**WRITTEN REQUEST:** Print the data exactly as it is given, please.

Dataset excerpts

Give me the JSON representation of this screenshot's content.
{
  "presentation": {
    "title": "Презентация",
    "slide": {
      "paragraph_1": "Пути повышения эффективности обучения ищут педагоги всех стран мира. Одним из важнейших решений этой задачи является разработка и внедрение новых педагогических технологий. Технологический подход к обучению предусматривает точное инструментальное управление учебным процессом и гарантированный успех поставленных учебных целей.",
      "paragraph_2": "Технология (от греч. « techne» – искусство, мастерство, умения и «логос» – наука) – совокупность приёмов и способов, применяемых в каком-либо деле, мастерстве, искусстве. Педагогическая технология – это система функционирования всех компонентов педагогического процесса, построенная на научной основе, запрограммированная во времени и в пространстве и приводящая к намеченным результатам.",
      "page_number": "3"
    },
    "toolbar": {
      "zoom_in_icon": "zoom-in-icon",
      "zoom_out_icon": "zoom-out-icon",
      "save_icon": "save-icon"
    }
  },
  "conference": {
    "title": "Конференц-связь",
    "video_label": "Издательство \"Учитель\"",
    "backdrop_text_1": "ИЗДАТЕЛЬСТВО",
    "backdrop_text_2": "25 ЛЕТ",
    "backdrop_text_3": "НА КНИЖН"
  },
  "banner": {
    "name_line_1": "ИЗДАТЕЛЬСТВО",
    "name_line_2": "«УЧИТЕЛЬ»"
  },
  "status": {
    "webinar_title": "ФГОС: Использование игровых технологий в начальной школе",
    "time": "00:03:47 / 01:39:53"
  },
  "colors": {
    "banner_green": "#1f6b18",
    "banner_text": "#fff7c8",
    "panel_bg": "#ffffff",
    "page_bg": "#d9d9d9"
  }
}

**TASK SOLUTION:**
Give me the JSON representation of this screenshot's content.
{
  "presentation": {
    "title": "Презентация",
    "slide": {
      "paragraph_1": "Пути повышения эффективности обучения ищут педагоги всех стран мира. Одним из важнейших решений этой задачи является разработка и внедрение новых педагогических технологий. Технологический подход к обучению предусматривает точное инструментальное управление учебным процессом и гарантированный успех поставленных учебных целей.",
      "paragraph_2": "Технология (от греч. « techne» – искусство, мастерство, умения и «логос» – наука) – совокупность приёмов и способов, применяемых в каком-либо деле, мастерстве, искусстве. Педагогическая технология – это система функционирования всех компонентов педагогического процесса, построенная на научной основе, запрограммированная во времени и в пространстве и приводящая к намеченным результатам.",
      "page_number": "3"
    },
    "toolbar": {
      "zoom_in_icon": "zoom-in-icon",
      "zoom_out_icon": "zoom-out-icon",
      "save_icon": "save-icon"
    }
  },
  "conference": {
    "title": "Конференц-связь",
    "video_label": "Издательство \"Учитель\"",
    "backdrop_text_1": "ИЗДАТЕЛЬСТВО",
    "backdrop_text_2": "25 ЛЕТ",
    "backdrop_text_3": "НА КНИЖН"
  },
  "banner": {
    "name_line_1": "ИЗДАТЕЛЬСТВО",
    "name_line_2": "«УЧИТЕЛЬ»"
  },
  "status": {
    "webinar_title": "ФГОС: Использование игровых технологий в начальной школе",
    "time": "00:03:47 / 01:39:53"
  },
  "colors": {
    "banner_green": "#1f6b18",
    "banner_text": "#fff7c8",
    "panel_bg": "#ffffff",
    "page_bg": "#d9d9d9"
  }
}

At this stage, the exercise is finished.